* _Objective_:
Retype each entry below exactly as it stands.

* _Given records_:

=====

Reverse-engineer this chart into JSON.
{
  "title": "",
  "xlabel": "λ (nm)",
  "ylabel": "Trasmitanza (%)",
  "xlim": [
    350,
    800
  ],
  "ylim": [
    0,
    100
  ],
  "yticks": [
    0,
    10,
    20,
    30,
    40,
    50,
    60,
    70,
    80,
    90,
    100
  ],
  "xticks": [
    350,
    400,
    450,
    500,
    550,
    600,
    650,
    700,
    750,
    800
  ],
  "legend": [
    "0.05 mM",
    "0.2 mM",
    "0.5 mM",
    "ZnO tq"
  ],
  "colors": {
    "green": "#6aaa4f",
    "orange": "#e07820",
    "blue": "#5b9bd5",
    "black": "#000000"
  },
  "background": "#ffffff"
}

=====

* _Answer to this problem_:
Reverse-engineer this chart into JSON.
{
  "title": "",
  "xlabel": "λ (nm)",
  "ylabel": "Trasmitanza (%)",
  "xlim": [
    350,
    800
  ],
  "ylim": [
    0,
    100
  ],
  "yticks": [
    0,
    10,
    20,
    30,
    40,
    50,
    60,
    70,
    80,
    90,
    100
  ],
  "xticks": [
    350,
    400,
    450,
    500,
    550,
    600,
    650,
    700,
    750,
    800
  ],
  "legend": [
    "0.05 mM",
    "0.2 mM",
    "0.5 mM",
    "ZnO tq"
  ],
  "colors": {
    "green": "#6aaa4f",
    "orange": "#e07820",
    "blue": "#5b9bd5",
    "black": "#000000"
  },
  "background": "#ffffff"
}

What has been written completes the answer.